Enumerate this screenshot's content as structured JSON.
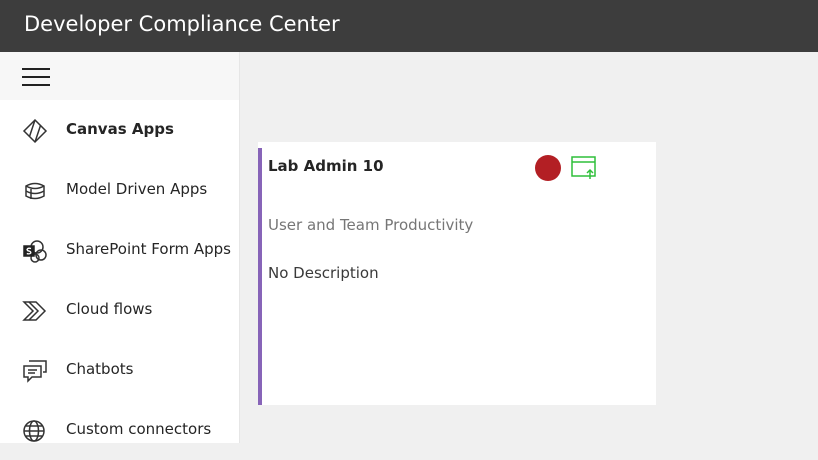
{
  "app": {
    "title": "Developer Compliance Center"
  },
  "sidebar": {
    "menu_icon": "hamburger-menu-icon",
    "items": [
      {
        "label": "Canvas Apps",
        "icon": "canvas-apps-icon",
        "active": true
      },
      {
        "label": "Model Driven Apps",
        "icon": "model-driven-apps-icon",
        "active": false
      },
      {
        "label": "SharePoint Form Apps",
        "icon": "sharepoint-icon",
        "active": false
      },
      {
        "label": "Cloud flows",
        "icon": "cloud-flows-icon",
        "active": false
      },
      {
        "label": "Chatbots",
        "icon": "chatbots-icon",
        "active": false
      },
      {
        "label": "Custom connectors",
        "icon": "globe-icon",
        "active": false
      }
    ]
  },
  "card": {
    "title": "Lab Admin 10",
    "category": "User and Team Productivity",
    "description": "No Description",
    "status_icon": "status-dot-icon",
    "action_icon": "publish-window-icon"
  },
  "colors": {
    "topbar": "#3d3d3d",
    "accent": "#8764b8",
    "status": "#b31f24",
    "action_icon": "#2fbf3a"
  }
}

WHAT IS BEING ASKED :: Write out the full listing verbatim, excluding its pictures.

TASK ANSWER ::
Enumerate this screenshot's content as structured JSON.
{
  "app": {
    "title": "Developer Compliance Center"
  },
  "sidebar": {
    "menu_icon": "hamburger-menu-icon",
    "items": [
      {
        "label": "Canvas Apps",
        "icon": "canvas-apps-icon",
        "active": true
      },
      {
        "label": "Model Driven Apps",
        "icon": "model-driven-apps-icon",
        "active": false
      },
      {
        "label": "SharePoint Form Apps",
        "icon": "sharepoint-icon",
        "active": false
      },
      {
        "label": "Cloud flows",
        "icon": "cloud-flows-icon",
        "active": false
      },
      {
        "label": "Chatbots",
        "icon": "chatbots-icon",
        "active": false
      },
      {
        "label": "Custom connectors",
        "icon": "globe-icon",
        "active": false
      }
    ]
  },
  "card": {
    "title": "Lab Admin 10",
    "category": "User and Team Productivity",
    "description": "No Description",
    "status_icon": "status-dot-icon",
    "action_icon": "publish-window-icon"
  },
  "colors": {
    "topbar": "#3d3d3d",
    "accent": "#8764b8",
    "status": "#b31f24",
    "action_icon": "#2fbf3a"
  }
}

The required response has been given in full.